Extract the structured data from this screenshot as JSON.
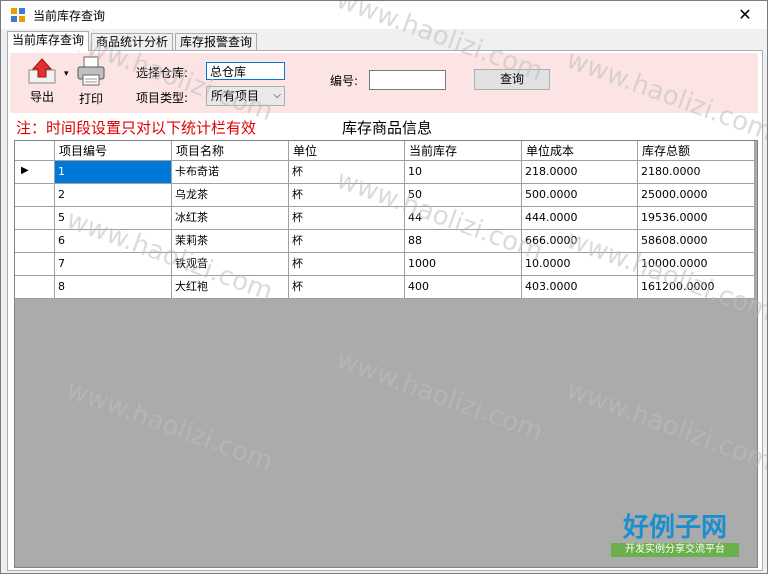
{
  "window": {
    "title": "当前库存查询",
    "close_glyph": "✕"
  },
  "tabs": [
    {
      "label": "当前库存查询",
      "active": true
    },
    {
      "label": "商品统计分析",
      "active": false
    },
    {
      "label": "库存报警查询",
      "active": false
    }
  ],
  "toolbar": {
    "export_label": "导出",
    "print_label": "打印",
    "warehouse_label": "选择仓库:",
    "warehouse_value": "总仓库",
    "type_label": "项目类型:",
    "type_value": "所有项目",
    "code_label": "编号:",
    "code_value": "",
    "query_label": "查询"
  },
  "note": "注：时间段设置只对以下统计栏有效",
  "grid": {
    "title": "库存商品信息",
    "columns": [
      "项目编号",
      "项目名称",
      "单位",
      "当前库存",
      "单位成本",
      "库存总额"
    ],
    "rows": [
      [
        "1",
        "卡布奇诺",
        "杯",
        "10",
        "218.0000",
        "2180.0000"
      ],
      [
        "2",
        "乌龙茶",
        "杯",
        "50",
        "500.0000",
        "25000.0000"
      ],
      [
        "5",
        "冰红茶",
        "杯",
        "44",
        "444.0000",
        "19536.0000"
      ],
      [
        "6",
        "茉莉茶",
        "杯",
        "88",
        "666.0000",
        "58608.0000"
      ],
      [
        "7",
        "铁观音",
        "杯",
        "1000",
        "10.0000",
        "10000.0000"
      ],
      [
        "8",
        "大红袍",
        "杯",
        "400",
        "403.0000",
        "161200.0000"
      ]
    ],
    "current_row_marker": "▶"
  },
  "watermark": "www.haolizi.com",
  "brand": {
    "main": "好例子网",
    "sub": "开发实例分享交流平台"
  },
  "colors": {
    "selection": "#0078d7",
    "note": "#e00000",
    "toolbar_bg": "#fde4e4",
    "grid_bg": "#ababab"
  }
}
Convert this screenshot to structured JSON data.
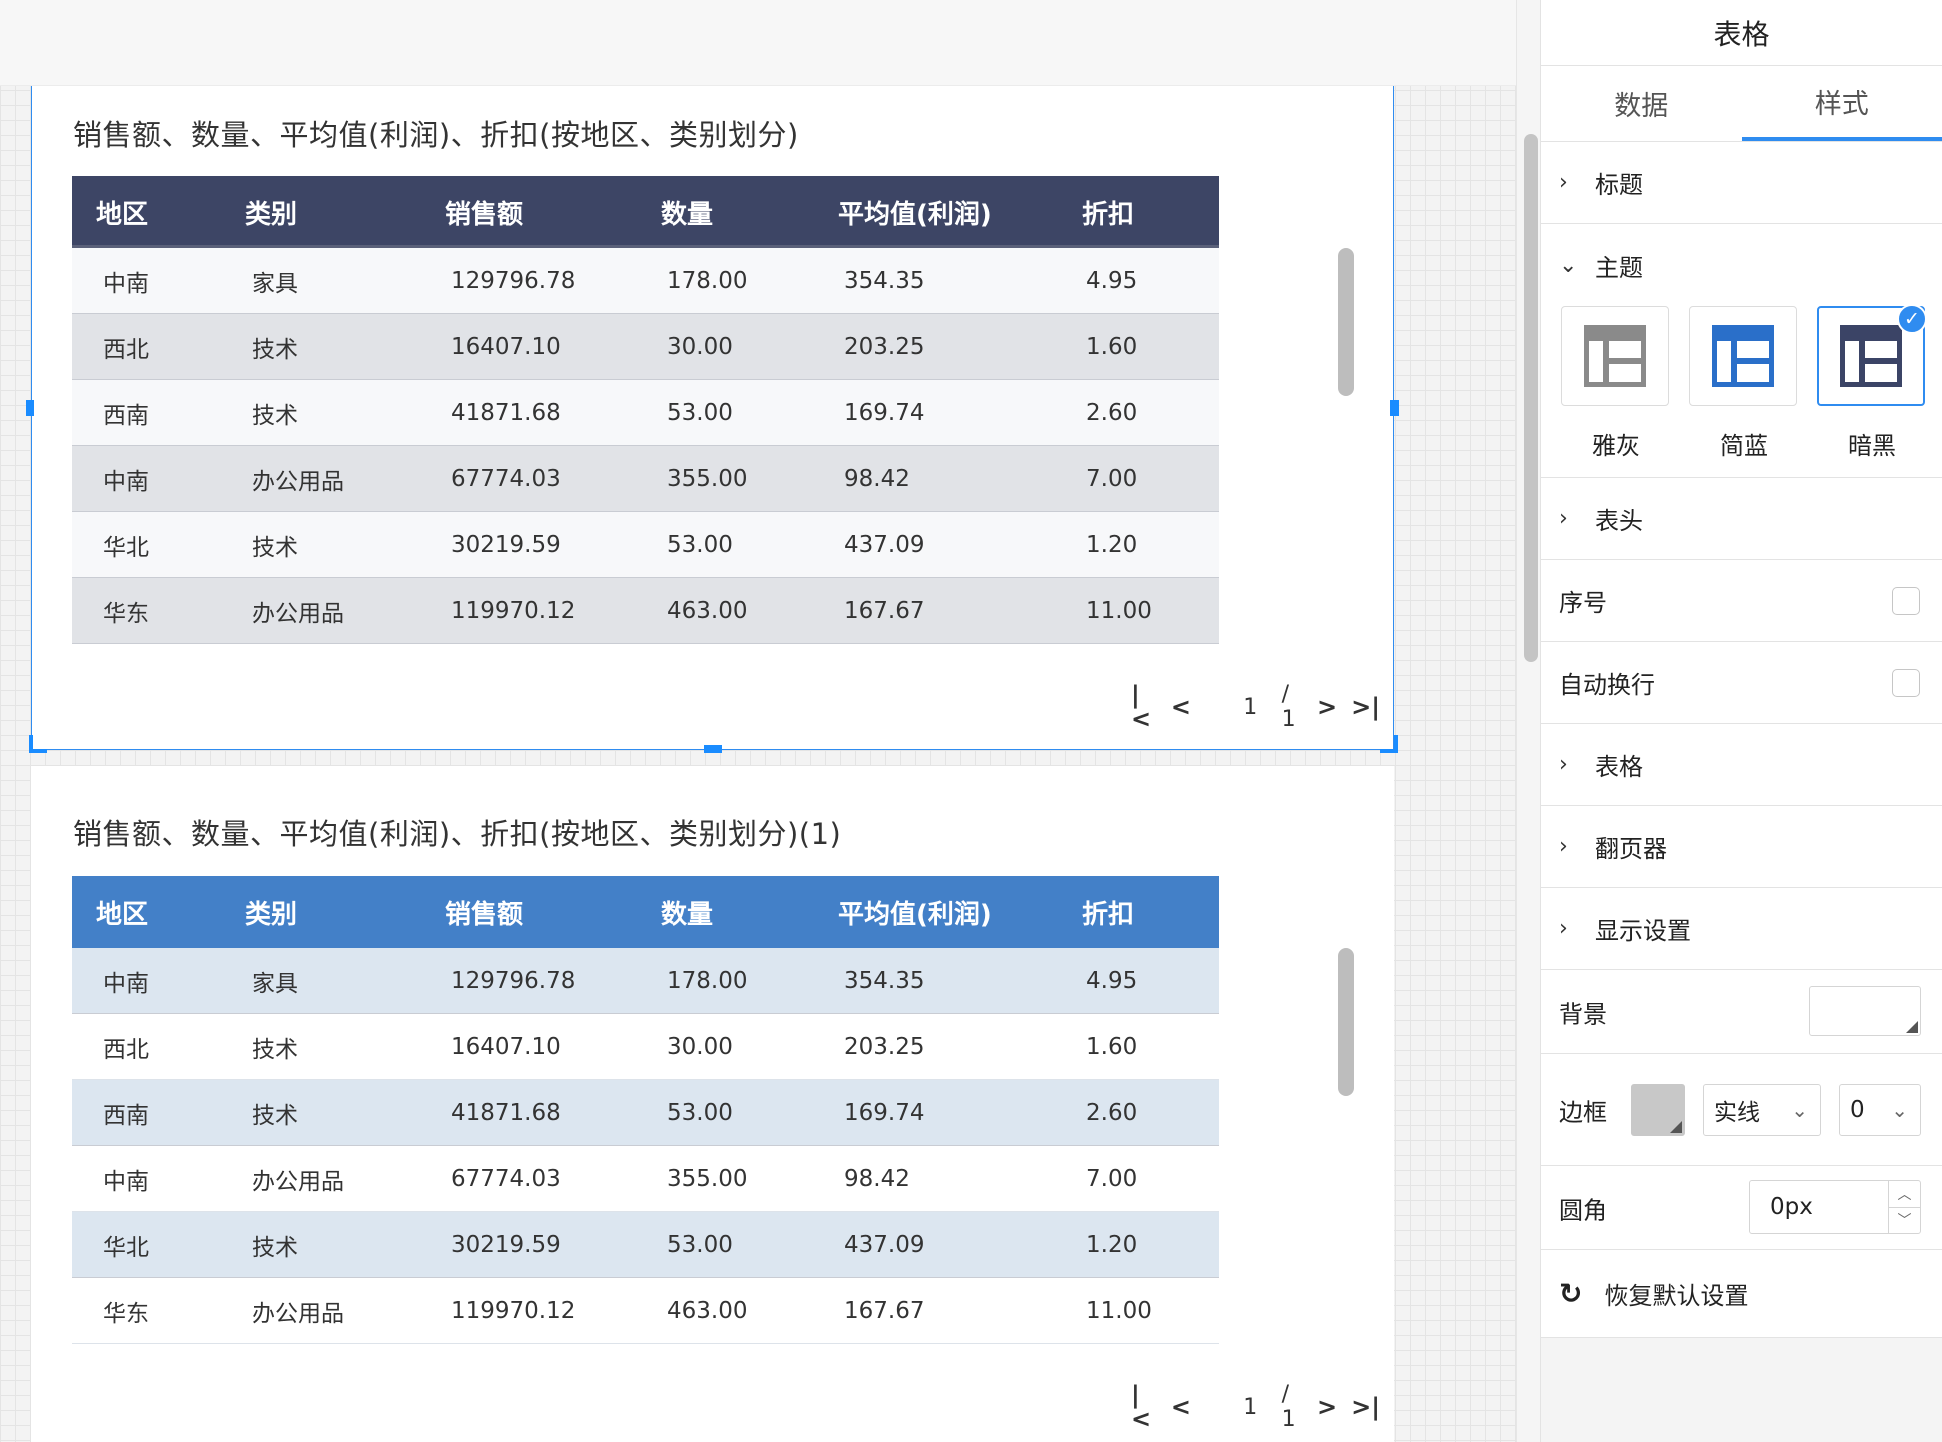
{
  "canvas": {
    "widgets": [
      {
        "title": "销售额、数量、平均值(利润)、折扣(按地区、类别划分)",
        "theme_colors": {
          "header_bg": "#3d4565",
          "row_odd": "#f7f8fa",
          "row_even": "#e1e3e7"
        }
      },
      {
        "title": "销售额、数量、平均值(利润)、折扣(按地区、类别划分)(1)",
        "theme_colors": {
          "header_bg": "#4380c8",
          "row_odd": "#dce6f0",
          "row_even": "#ffffff"
        }
      }
    ],
    "table": {
      "columns": [
        "地区",
        "类别",
        "销售额",
        "数量",
        "平均值(利润)",
        "折扣"
      ],
      "rows": [
        [
          "中南",
          "家具",
          "129796.78",
          "178.00",
          "354.35",
          "4.95"
        ],
        [
          "西北",
          "技术",
          "16407.10",
          "30.00",
          "203.25",
          "1.60"
        ],
        [
          "西南",
          "技术",
          "41871.68",
          "53.00",
          "169.74",
          "2.60"
        ],
        [
          "中南",
          "办公用品",
          "67774.03",
          "355.00",
          "98.42",
          "7.00"
        ],
        [
          "华北",
          "技术",
          "30219.59",
          "53.00",
          "437.09",
          "1.20"
        ],
        [
          "华东",
          "办公用品",
          "119970.12",
          "463.00",
          "167.67",
          "11.00"
        ]
      ]
    },
    "pager": {
      "first": "|<",
      "prev": "<",
      "current": "1",
      "total": "/ 1",
      "next": ">",
      "last": ">|"
    }
  },
  "panel": {
    "title": "表格",
    "tabs": [
      {
        "label": "数据"
      },
      {
        "label": "样式",
        "active": true
      }
    ],
    "sections": {
      "title": "标题",
      "theme": "主题",
      "header": "表头",
      "row_number": "序号",
      "auto_wrap": "自动换行",
      "table": "表格",
      "pager": "翻页器",
      "display": "显示设置"
    },
    "themes": [
      {
        "label": "雅灰",
        "color": "#8a8a8a",
        "selected": false
      },
      {
        "label": "简蓝",
        "color": "#2a6fc9",
        "selected": true
      },
      {
        "label": "暗黑",
        "color": "#3b4466",
        "selected": true
      }
    ],
    "background": {
      "label": "背景",
      "color": "#ffffff"
    },
    "border": {
      "label": "边框",
      "color": "#c8c8c8",
      "style": "实线",
      "width": "0"
    },
    "radius": {
      "label": "圆角",
      "value": "0px"
    },
    "reset_label": "恢复默认设置",
    "accent": "#2f8cf0"
  }
}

•••

Objective:
Exclude the pictures, and transcribe all of the material exactly.

Solution to the exercise:
Extract the structured data from this screenshot as JSON.
{
  "window": {
    "title": "当前库存查询",
    "close_glyph": "✕"
  },
  "tabs": [
    {
      "label": "当前库存查询",
      "active": true
    },
    {
      "label": "商品统计分析",
      "active": false
    },
    {
      "label": "库存报警查询",
      "active": false
    }
  ],
  "toolbar": {
    "export_label": "导出",
    "print_label": "打印",
    "warehouse_label": "选择仓库:",
    "warehouse_value": "总仓库",
    "type_label": "项目类型:",
    "type_value": "所有项目",
    "code_label": "编号:",
    "code_value": "",
    "query_label": "查询"
  },
  "note": "注：时间段设置只对以下统计栏有效",
  "grid": {
    "title": "库存商品信息",
    "columns": [
      "项目编号",
      "项目名称",
      "单位",
      "当前库存",
      "单位成本",
      "库存总额"
    ],
    "rows": [
      [
        "1",
        "卡布奇诺",
        "杯",
        "10",
        "218.0000",
        "2180.0000"
      ],
      [
        "2",
        "乌龙茶",
        "杯",
        "50",
        "500.0000",
        "25000.0000"
      ],
      [
        "5",
        "冰红茶",
        "杯",
        "44",
        "444.0000",
        "19536.0000"
      ],
      [
        "6",
        "茉莉茶",
        "杯",
        "88",
        "666.0000",
        "58608.0000"
      ],
      [
        "7",
        "铁观音",
        "杯",
        "1000",
        "10.0000",
        "10000.0000"
      ],
      [
        "8",
        "大红袍",
        "杯",
        "400",
        "403.0000",
        "161200.0000"
      ]
    ],
    "current_row_marker": "▶"
  },
  "watermark": "www.haolizi.com",
  "brand": {
    "main": "好例子网",
    "sub": "开发实例分享交流平台"
  },
  "colors": {
    "selection": "#0078d7",
    "note": "#e00000",
    "toolbar_bg": "#fde4e4",
    "grid_bg": "#ababab"
  }
}
Convert this screenshot to structured JSON data.
{
  "canvas": {
    "widgets": [
      {
        "title": "销售额、数量、平均值(利润)、折扣(按地区、类别划分)",
        "theme_colors": {
          "header_bg": "#3d4565",
          "row_odd": "#f7f8fa",
          "row_even": "#e1e3e7"
        }
      },
      {
        "title": "销售额、数量、平均值(利润)、折扣(按地区、类别划分)(1)",
        "theme_colors": {
          "header_bg": "#4380c8",
          "row_odd": "#dce6f0",
          "row_even": "#ffffff"
        }
      }
    ],
    "table": {
      "columns": [
        "地区",
        "类别",
        "销售额",
        "数量",
        "平均值(利润)",
        "折扣"
      ],
      "rows": [
        [
          "中南",
          "家具",
          "129796.78",
          "178.00",
          "354.35",
          "4.95"
        ],
        [
          "西北",
          "技术",
          "16407.10",
          "30.00",
          "203.25",
          "1.60"
        ],
        [
          "西南",
          "技术",
          "41871.68",
          "53.00",
          "169.74",
          "2.60"
        ],
        [
          "中南",
          "办公用品",
          "67774.03",
          "355.00",
          "98.42",
          "7.00"
        ],
        [
          "华北",
          "技术",
          "30219.59",
          "53.00",
          "437.09",
          "1.20"
        ],
        [
          "华东",
          "办公用品",
          "119970.12",
          "463.00",
          "167.67",
          "11.00"
        ]
      ]
    },
    "pager": {
      "first": "|<",
      "prev": "<",
      "current": "1",
      "total": "/ 1",
      "next": ">",
      "last": ">|"
    }
  },
  "panel": {
    "title": "表格",
    "tabs": [
      {
        "label": "数据"
      },
      {
        "label": "样式",
        "active": true
      }
    ],
    "sections": {
      "title": "标题",
      "theme": "主题",
      "header": "表头",
      "row_number": "序号",
      "auto_wrap": "自动换行",
      "table": "表格",
      "pager": "翻页器",
      "display": "显示设置"
    },
    "themes": [
      {
        "label": "雅灰",
        "color": "#8a8a8a",
        "selected": false
      },
      {
        "label": "简蓝",
        "color": "#2a6fc9",
        "selected": true
      },
      {
        "label": "暗黑",
        "color": "#3b4466",
        "selected": true
      }
    ],
    "background": {
      "label": "背景",
      "color": "#ffffff"
    },
    "border": {
      "label": "边框",
      "color": "#c8c8c8",
      "style": "实线",
      "width": "0"
    },
    "radius": {
      "label": "圆角",
      "value": "0px"
    },
    "reset_label": "恢复默认设置",
    "accent": "#2f8cf0"
  }
}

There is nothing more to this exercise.